§ **WHAT THE TASK REQUIRES**
Everything in the data should be repeated exactly, save for the images.

[begin INPUT RECORDS]

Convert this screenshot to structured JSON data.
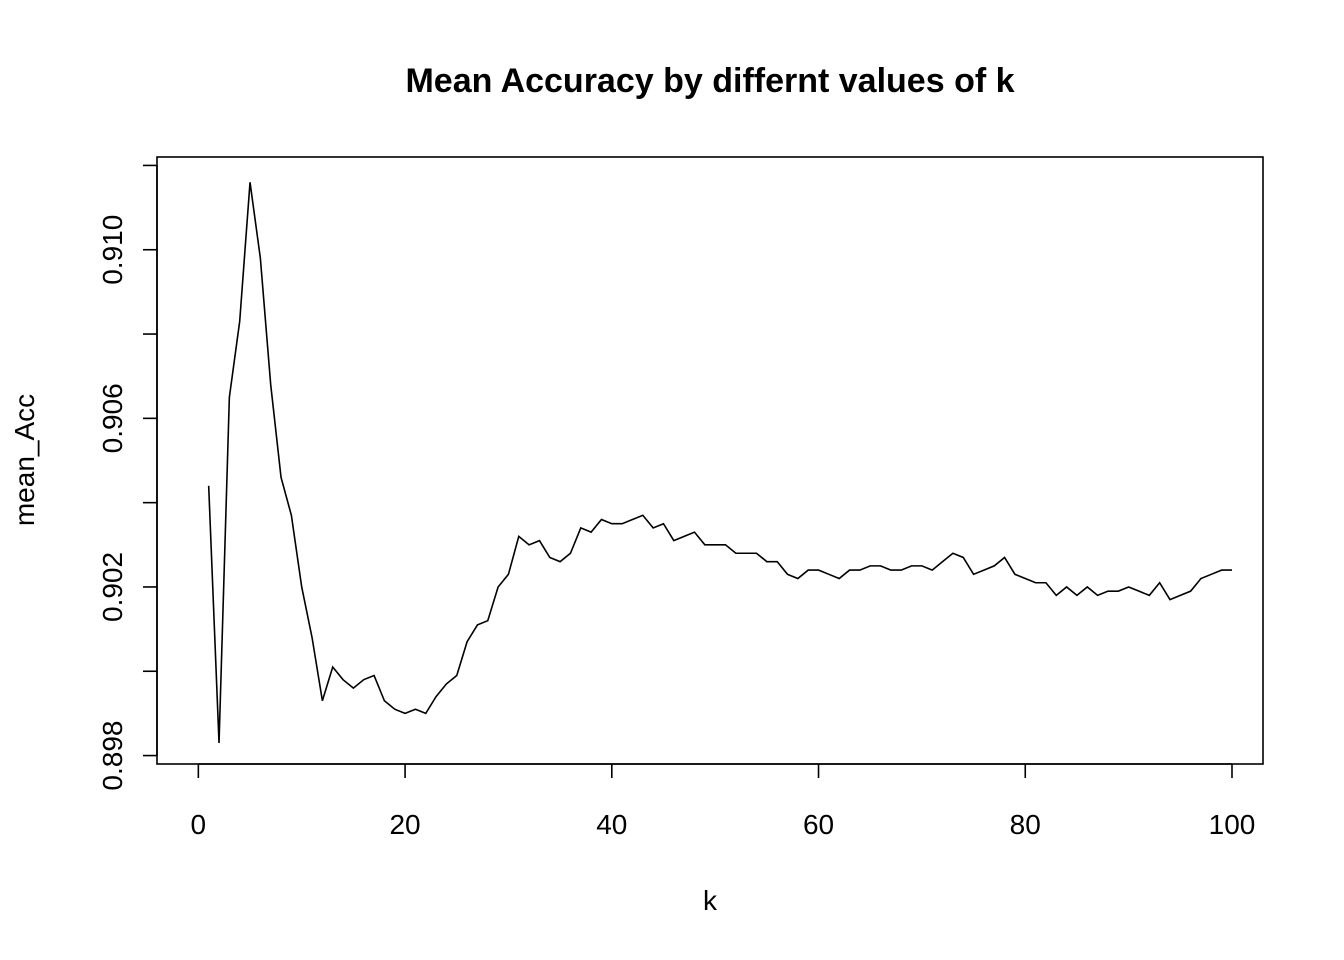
{
  "chart_data": {
    "type": "line",
    "title": "Mean Accuracy by differnt values of k",
    "xlabel": "k",
    "ylabel": "mean_Acc",
    "xlim": [
      -4,
      103
    ],
    "ylim": [
      0.8978,
      0.9122
    ],
    "x_ticks": [
      0,
      20,
      40,
      60,
      80,
      100
    ],
    "x_tick_labels": [
      "0",
      "20",
      "40",
      "60",
      "80",
      "100"
    ],
    "y_ticks": [
      0.898,
      0.9,
      0.902,
      0.904,
      0.906,
      0.908,
      0.91,
      0.912
    ],
    "y_tick_labels": [
      "0.898",
      "",
      "0.902",
      "",
      "0.906",
      "",
      "0.910",
      ""
    ],
    "grid": false,
    "legend": "none",
    "series": [
      {
        "color": "#000000",
        "x": [
          1,
          2,
          3,
          4,
          5,
          6,
          7,
          8,
          9,
          10,
          11,
          12,
          13,
          14,
          15,
          16,
          17,
          18,
          19,
          20,
          21,
          22,
          23,
          24,
          25,
          26,
          27,
          28,
          29,
          30,
          31,
          32,
          33,
          34,
          35,
          36,
          37,
          38,
          39,
          40,
          41,
          42,
          43,
          44,
          45,
          46,
          47,
          48,
          49,
          50,
          51,
          52,
          53,
          54,
          55,
          56,
          57,
          58,
          59,
          60,
          61,
          62,
          63,
          64,
          65,
          66,
          67,
          68,
          69,
          70,
          71,
          72,
          73,
          74,
          75,
          76,
          77,
          78,
          79,
          80,
          81,
          82,
          83,
          84,
          85,
          86,
          87,
          88,
          89,
          90,
          91,
          92,
          93,
          94,
          95,
          96,
          97,
          98,
          99,
          100
        ],
        "y": [
          0.9044,
          0.8983,
          0.9065,
          0.9083,
          0.9116,
          0.9098,
          0.9068,
          0.9046,
          0.9037,
          0.902,
          0.9008,
          0.8993,
          0.9001,
          0.8998,
          0.8996,
          0.8998,
          0.8999,
          0.8993,
          0.8991,
          0.899,
          0.8991,
          0.899,
          0.8994,
          0.8997,
          0.8999,
          0.9007,
          0.9011,
          0.9012,
          0.902,
          0.9023,
          0.9032,
          0.903,
          0.9031,
          0.9027,
          0.9026,
          0.9028,
          0.9034,
          0.9033,
          0.9036,
          0.9035,
          0.9035,
          0.9036,
          0.9037,
          0.9034,
          0.9035,
          0.9031,
          0.9032,
          0.9033,
          0.903,
          0.903,
          0.903,
          0.9028,
          0.9028,
          0.9028,
          0.9026,
          0.9026,
          0.9023,
          0.9022,
          0.9024,
          0.9024,
          0.9023,
          0.9022,
          0.9024,
          0.9024,
          0.9025,
          0.9025,
          0.9024,
          0.9024,
          0.9025,
          0.9025,
          0.9024,
          0.9026,
          0.9028,
          0.9027,
          0.9023,
          0.9024,
          0.9025,
          0.9027,
          0.9023,
          0.9022,
          0.9021,
          0.9021,
          0.9018,
          0.902,
          0.9018,
          0.902,
          0.9018,
          0.9019,
          0.9019,
          0.902,
          0.9019,
          0.9018,
          0.9021,
          0.9017,
          0.9018,
          0.9019,
          0.9022,
          0.9023,
          0.9024,
          0.9024
        ]
      }
    ]
  }
}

[end INPUT RECORDS]

§ **SOLUTION FOR THIS PROBLEM**
Convert this screenshot to structured JSON data.
{
  "chart_data": {
    "type": "line",
    "title": "Mean Accuracy by differnt values of k",
    "xlabel": "k",
    "ylabel": "mean_Acc",
    "xlim": [
      -4,
      103
    ],
    "ylim": [
      0.8978,
      0.9122
    ],
    "x_ticks": [
      0,
      20,
      40,
      60,
      80,
      100
    ],
    "x_tick_labels": [
      "0",
      "20",
      "40",
      "60",
      "80",
      "100"
    ],
    "y_ticks": [
      0.898,
      0.9,
      0.902,
      0.904,
      0.906,
      0.908,
      0.91,
      0.912
    ],
    "y_tick_labels": [
      "0.898",
      "",
      "0.902",
      "",
      "0.906",
      "",
      "0.910",
      ""
    ],
    "grid": false,
    "legend": "none",
    "series": [
      {
        "color": "#000000",
        "x": [
          1,
          2,
          3,
          4,
          5,
          6,
          7,
          8,
          9,
          10,
          11,
          12,
          13,
          14,
          15,
          16,
          17,
          18,
          19,
          20,
          21,
          22,
          23,
          24,
          25,
          26,
          27,
          28,
          29,
          30,
          31,
          32,
          33,
          34,
          35,
          36,
          37,
          38,
          39,
          40,
          41,
          42,
          43,
          44,
          45,
          46,
          47,
          48,
          49,
          50,
          51,
          52,
          53,
          54,
          55,
          56,
          57,
          58,
          59,
          60,
          61,
          62,
          63,
          64,
          65,
          66,
          67,
          68,
          69,
          70,
          71,
          72,
          73,
          74,
          75,
          76,
          77,
          78,
          79,
          80,
          81,
          82,
          83,
          84,
          85,
          86,
          87,
          88,
          89,
          90,
          91,
          92,
          93,
          94,
          95,
          96,
          97,
          98,
          99,
          100
        ],
        "y": [
          0.9044,
          0.8983,
          0.9065,
          0.9083,
          0.9116,
          0.9098,
          0.9068,
          0.9046,
          0.9037,
          0.902,
          0.9008,
          0.8993,
          0.9001,
          0.8998,
          0.8996,
          0.8998,
          0.8999,
          0.8993,
          0.8991,
          0.899,
          0.8991,
          0.899,
          0.8994,
          0.8997,
          0.8999,
          0.9007,
          0.9011,
          0.9012,
          0.902,
          0.9023,
          0.9032,
          0.903,
          0.9031,
          0.9027,
          0.9026,
          0.9028,
          0.9034,
          0.9033,
          0.9036,
          0.9035,
          0.9035,
          0.9036,
          0.9037,
          0.9034,
          0.9035,
          0.9031,
          0.9032,
          0.9033,
          0.903,
          0.903,
          0.903,
          0.9028,
          0.9028,
          0.9028,
          0.9026,
          0.9026,
          0.9023,
          0.9022,
          0.9024,
          0.9024,
          0.9023,
          0.9022,
          0.9024,
          0.9024,
          0.9025,
          0.9025,
          0.9024,
          0.9024,
          0.9025,
          0.9025,
          0.9024,
          0.9026,
          0.9028,
          0.9027,
          0.9023,
          0.9024,
          0.9025,
          0.9027,
          0.9023,
          0.9022,
          0.9021,
          0.9021,
          0.9018,
          0.902,
          0.9018,
          0.902,
          0.9018,
          0.9019,
          0.9019,
          0.902,
          0.9019,
          0.9018,
          0.9021,
          0.9017,
          0.9018,
          0.9019,
          0.9022,
          0.9023,
          0.9024,
          0.9024
        ]
      }
    ]
  }
}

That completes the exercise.